All of the entries must be reproduced exactly, with no images carried over.

(Stored data)
====
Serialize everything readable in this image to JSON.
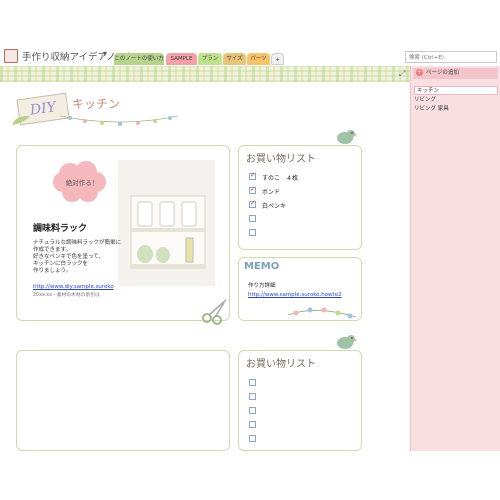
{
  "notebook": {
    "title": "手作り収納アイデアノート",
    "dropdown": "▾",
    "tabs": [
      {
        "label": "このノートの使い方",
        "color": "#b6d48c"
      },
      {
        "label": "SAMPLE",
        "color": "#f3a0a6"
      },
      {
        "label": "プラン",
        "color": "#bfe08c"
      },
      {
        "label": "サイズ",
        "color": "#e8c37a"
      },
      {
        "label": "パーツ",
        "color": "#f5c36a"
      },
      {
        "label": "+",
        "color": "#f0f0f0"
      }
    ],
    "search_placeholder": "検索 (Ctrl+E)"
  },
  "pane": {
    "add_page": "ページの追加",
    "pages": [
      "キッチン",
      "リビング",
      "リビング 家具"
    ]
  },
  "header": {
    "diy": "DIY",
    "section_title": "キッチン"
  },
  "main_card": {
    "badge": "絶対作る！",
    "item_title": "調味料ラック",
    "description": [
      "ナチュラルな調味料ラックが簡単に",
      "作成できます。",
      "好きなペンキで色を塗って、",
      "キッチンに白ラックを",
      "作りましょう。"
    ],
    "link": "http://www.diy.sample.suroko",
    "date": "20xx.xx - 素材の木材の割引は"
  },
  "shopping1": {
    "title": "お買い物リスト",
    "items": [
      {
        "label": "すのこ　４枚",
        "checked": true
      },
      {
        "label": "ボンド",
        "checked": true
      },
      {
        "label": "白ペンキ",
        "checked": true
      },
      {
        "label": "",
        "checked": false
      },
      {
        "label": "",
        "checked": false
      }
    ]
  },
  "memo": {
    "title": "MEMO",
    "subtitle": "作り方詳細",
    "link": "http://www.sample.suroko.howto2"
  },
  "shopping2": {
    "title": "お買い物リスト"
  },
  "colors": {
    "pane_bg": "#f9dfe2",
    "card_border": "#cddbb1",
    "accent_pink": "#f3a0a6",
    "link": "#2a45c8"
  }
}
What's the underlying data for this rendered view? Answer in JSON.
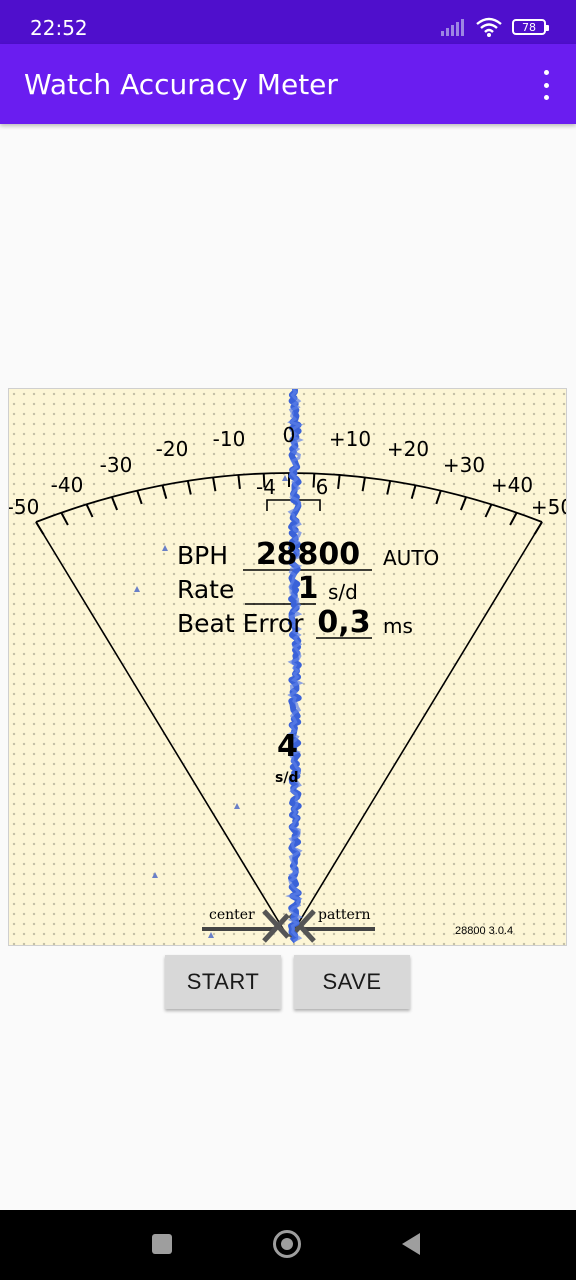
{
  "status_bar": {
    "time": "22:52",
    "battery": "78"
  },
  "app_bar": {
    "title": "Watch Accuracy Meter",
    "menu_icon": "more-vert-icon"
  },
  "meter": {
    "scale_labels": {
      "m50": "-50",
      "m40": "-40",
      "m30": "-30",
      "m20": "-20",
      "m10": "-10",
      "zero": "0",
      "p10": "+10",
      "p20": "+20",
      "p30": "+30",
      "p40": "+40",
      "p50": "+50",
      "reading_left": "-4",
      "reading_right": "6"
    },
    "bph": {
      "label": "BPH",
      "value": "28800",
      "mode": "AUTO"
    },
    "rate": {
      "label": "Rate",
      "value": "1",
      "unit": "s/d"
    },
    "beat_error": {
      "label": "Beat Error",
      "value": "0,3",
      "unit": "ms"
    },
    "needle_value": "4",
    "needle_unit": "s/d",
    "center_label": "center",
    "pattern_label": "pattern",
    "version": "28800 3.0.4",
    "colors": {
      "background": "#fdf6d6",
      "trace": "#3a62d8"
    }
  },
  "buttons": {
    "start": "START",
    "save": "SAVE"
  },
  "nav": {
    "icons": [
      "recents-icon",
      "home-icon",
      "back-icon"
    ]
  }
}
====
• **ANSWER FOR THE TASK**:
Serialize everything readable in this image to JSON.
{
  "notebook": {
    "title": "手作り収納アイデアノート",
    "dropdown": "▾",
    "tabs": [
      {
        "label": "このノートの使い方",
        "color": "#b6d48c"
      },
      {
        "label": "SAMPLE",
        "color": "#f3a0a6"
      },
      {
        "label": "プラン",
        "color": "#bfe08c"
      },
      {
        "label": "サイズ",
        "color": "#e8c37a"
      },
      {
        "label": "パーツ",
        "color": "#f5c36a"
      },
      {
        "label": "+",
        "color": "#f0f0f0"
      }
    ],
    "search_placeholder": "検索 (Ctrl+E)"
  },
  "pane": {
    "add_page": "ページの追加",
    "pages": [
      "キッチン",
      "リビング",
      "リビング 家具"
    ]
  },
  "header": {
    "diy": "DIY",
    "section_title": "キッチン"
  },
  "main_card": {
    "badge": "絶対作る！",
    "item_title": "調味料ラック",
    "description": [
      "ナチュラルな調味料ラックが簡単に",
      "作成できます。",
      "好きなペンキで色を塗って、",
      "キッチンに白ラックを",
      "作りましょう。"
    ],
    "link": "http://www.diy.sample.suroko",
    "date": "20xx.xx - 素材の木材の割引は"
  },
  "shopping1": {
    "title": "お買い物リスト",
    "items": [
      {
        "label": "すのこ　４枚",
        "checked": true
      },
      {
        "label": "ボンド",
        "checked": true
      },
      {
        "label": "白ペンキ",
        "checked": true
      },
      {
        "label": "",
        "checked": false
      },
      {
        "label": "",
        "checked": false
      }
    ]
  },
  "memo": {
    "title": "MEMO",
    "subtitle": "作り方詳細",
    "link": "http://www.sample.suroko.howto2"
  },
  "shopping2": {
    "title": "お買い物リスト"
  },
  "colors": {
    "pane_bg": "#f9dfe2",
    "card_border": "#cddbb1",
    "accent_pink": "#f3a0a6",
    "link": "#2a45c8"
  }
}
What's the underlying data for this rendered view? Answer in JSON.
{
  "status_bar": {
    "time": "22:52",
    "battery": "78"
  },
  "app_bar": {
    "title": "Watch Accuracy Meter",
    "menu_icon": "more-vert-icon"
  },
  "meter": {
    "scale_labels": {
      "m50": "-50",
      "m40": "-40",
      "m30": "-30",
      "m20": "-20",
      "m10": "-10",
      "zero": "0",
      "p10": "+10",
      "p20": "+20",
      "p30": "+30",
      "p40": "+40",
      "p50": "+50",
      "reading_left": "-4",
      "reading_right": "6"
    },
    "bph": {
      "label": "BPH",
      "value": "28800",
      "mode": "AUTO"
    },
    "rate": {
      "label": "Rate",
      "value": "1",
      "unit": "s/d"
    },
    "beat_error": {
      "label": "Beat Error",
      "value": "0,3",
      "unit": "ms"
    },
    "needle_value": "4",
    "needle_unit": "s/d",
    "center_label": "center",
    "pattern_label": "pattern",
    "version": "28800 3.0.4",
    "colors": {
      "background": "#fdf6d6",
      "trace": "#3a62d8"
    }
  },
  "buttons": {
    "start": "START",
    "save": "SAVE"
  },
  "nav": {
    "icons": [
      "recents-icon",
      "home-icon",
      "back-icon"
    ]
  }
}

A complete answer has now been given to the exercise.